## Start Material provided

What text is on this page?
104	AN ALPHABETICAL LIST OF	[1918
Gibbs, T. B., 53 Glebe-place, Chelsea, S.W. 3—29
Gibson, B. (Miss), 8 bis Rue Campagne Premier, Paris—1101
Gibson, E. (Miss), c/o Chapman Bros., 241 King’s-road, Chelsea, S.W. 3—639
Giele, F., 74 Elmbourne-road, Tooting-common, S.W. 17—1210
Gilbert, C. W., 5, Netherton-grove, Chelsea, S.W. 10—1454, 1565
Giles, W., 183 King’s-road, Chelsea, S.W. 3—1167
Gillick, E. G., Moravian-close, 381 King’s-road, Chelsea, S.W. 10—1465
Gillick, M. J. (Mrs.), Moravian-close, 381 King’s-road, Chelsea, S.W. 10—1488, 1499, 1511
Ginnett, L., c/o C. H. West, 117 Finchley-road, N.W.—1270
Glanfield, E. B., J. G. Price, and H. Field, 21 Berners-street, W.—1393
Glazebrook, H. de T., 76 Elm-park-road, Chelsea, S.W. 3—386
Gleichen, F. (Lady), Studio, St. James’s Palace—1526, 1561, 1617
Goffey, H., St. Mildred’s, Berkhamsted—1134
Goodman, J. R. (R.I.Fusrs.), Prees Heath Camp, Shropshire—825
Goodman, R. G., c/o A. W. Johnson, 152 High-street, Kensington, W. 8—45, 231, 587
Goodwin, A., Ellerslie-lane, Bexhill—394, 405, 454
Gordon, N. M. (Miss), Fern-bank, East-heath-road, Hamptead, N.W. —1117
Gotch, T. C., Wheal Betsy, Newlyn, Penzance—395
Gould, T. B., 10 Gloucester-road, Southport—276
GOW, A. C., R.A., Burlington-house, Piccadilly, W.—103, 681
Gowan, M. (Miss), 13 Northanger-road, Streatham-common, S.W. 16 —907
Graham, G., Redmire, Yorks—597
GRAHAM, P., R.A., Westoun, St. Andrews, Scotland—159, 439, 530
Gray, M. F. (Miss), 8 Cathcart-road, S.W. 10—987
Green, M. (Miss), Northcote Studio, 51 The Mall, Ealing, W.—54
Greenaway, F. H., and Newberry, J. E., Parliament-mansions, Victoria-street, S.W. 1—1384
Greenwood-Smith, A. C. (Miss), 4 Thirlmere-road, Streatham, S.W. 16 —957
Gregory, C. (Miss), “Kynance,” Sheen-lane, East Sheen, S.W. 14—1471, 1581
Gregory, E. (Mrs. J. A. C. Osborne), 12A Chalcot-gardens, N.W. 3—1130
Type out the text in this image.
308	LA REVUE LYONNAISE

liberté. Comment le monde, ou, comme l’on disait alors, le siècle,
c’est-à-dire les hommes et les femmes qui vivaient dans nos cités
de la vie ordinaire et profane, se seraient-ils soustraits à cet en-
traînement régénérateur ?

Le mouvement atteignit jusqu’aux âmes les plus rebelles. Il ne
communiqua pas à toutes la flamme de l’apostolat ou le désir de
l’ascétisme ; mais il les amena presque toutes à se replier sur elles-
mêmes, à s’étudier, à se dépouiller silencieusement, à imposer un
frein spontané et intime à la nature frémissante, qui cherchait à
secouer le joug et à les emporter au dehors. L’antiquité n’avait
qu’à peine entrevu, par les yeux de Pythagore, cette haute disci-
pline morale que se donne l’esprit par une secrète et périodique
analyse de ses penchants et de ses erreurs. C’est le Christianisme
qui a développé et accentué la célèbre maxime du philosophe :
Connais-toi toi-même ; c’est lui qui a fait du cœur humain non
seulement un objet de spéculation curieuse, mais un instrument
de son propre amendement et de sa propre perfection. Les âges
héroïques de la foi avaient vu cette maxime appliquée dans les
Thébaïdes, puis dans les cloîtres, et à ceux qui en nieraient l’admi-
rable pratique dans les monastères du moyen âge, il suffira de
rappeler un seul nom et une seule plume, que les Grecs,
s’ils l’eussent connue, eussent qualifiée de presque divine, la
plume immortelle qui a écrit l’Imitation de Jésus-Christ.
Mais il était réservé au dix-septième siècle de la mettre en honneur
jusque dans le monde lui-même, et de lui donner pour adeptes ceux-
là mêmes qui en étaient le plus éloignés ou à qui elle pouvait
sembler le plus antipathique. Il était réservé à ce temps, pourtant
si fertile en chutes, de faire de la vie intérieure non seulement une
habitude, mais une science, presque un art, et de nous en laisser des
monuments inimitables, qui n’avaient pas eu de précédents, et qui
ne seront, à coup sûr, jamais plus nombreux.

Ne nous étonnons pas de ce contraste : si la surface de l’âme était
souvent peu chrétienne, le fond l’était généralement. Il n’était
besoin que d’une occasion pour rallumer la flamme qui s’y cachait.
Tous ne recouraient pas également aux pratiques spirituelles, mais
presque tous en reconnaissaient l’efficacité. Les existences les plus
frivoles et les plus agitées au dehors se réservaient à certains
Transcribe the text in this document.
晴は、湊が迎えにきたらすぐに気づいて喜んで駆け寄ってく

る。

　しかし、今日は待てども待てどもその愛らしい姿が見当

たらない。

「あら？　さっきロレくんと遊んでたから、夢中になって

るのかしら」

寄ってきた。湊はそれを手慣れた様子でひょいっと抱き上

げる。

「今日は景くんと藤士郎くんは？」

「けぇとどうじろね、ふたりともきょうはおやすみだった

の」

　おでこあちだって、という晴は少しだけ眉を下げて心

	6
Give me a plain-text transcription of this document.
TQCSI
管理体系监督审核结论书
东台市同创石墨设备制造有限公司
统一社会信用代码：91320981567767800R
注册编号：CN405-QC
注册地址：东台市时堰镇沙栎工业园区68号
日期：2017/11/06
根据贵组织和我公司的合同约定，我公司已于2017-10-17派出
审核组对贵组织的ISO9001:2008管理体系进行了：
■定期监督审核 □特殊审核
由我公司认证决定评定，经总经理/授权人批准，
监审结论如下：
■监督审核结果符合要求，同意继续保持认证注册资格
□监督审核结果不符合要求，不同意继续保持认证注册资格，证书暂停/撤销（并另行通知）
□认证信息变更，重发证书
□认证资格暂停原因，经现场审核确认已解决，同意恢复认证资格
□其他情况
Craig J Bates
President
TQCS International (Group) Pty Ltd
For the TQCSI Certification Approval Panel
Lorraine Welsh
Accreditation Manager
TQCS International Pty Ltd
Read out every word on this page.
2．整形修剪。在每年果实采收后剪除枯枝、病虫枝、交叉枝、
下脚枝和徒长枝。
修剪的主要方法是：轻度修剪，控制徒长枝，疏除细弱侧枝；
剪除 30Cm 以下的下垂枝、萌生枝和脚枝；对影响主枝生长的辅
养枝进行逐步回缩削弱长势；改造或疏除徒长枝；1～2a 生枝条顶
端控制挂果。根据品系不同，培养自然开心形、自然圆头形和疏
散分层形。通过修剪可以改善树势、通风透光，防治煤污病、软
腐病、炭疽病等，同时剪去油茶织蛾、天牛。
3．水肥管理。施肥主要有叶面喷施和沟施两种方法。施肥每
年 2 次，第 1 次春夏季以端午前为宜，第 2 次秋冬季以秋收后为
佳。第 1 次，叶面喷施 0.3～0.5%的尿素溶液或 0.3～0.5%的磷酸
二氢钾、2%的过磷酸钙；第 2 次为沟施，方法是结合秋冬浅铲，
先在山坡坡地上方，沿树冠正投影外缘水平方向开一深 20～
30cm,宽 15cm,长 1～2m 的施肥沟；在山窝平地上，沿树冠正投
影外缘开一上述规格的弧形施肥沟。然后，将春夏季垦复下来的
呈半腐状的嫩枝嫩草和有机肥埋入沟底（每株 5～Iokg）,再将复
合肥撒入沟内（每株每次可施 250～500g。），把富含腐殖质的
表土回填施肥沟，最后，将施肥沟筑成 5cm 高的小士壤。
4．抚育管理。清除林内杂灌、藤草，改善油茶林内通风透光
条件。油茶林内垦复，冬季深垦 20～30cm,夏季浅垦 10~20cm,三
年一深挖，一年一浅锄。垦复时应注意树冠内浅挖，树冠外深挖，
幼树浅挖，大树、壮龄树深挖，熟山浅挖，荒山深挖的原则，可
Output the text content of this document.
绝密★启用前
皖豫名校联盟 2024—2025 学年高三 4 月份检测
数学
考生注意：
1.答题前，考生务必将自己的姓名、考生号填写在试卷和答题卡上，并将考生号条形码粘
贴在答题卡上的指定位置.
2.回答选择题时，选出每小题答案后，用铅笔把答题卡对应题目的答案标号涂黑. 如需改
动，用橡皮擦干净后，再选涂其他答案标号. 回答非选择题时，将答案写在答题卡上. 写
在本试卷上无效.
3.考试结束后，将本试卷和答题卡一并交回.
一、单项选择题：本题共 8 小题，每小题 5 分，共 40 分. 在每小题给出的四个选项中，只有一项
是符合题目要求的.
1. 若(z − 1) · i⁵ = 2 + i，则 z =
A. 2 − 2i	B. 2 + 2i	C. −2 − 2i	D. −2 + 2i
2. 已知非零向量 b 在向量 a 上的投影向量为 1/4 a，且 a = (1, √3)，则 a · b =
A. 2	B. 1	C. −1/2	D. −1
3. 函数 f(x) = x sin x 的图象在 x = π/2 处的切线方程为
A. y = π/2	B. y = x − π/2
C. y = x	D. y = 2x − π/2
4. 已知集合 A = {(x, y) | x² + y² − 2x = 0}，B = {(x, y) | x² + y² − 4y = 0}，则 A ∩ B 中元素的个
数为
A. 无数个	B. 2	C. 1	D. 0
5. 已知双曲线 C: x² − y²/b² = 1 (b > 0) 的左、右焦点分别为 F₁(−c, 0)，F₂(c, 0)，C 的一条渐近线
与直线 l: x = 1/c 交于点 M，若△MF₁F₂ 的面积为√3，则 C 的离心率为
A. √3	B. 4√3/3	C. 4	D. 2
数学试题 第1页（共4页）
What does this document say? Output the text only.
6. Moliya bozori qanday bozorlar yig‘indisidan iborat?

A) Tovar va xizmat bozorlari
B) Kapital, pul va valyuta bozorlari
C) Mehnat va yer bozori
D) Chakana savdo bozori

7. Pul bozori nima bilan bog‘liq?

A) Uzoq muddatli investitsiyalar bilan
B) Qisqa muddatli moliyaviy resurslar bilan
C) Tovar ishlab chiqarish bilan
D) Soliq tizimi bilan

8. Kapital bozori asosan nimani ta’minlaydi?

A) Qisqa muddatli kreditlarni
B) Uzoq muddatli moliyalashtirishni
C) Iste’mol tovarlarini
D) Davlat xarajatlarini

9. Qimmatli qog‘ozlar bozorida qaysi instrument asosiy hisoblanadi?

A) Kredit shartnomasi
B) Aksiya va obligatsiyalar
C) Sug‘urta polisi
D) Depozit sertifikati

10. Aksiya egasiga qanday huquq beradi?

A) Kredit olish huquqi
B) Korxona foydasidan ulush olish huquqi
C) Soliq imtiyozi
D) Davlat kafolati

## End Material provided

Short exercise.
What is the number of lines above that contain "huquqi"? Answer with that number only.

Written answer.
2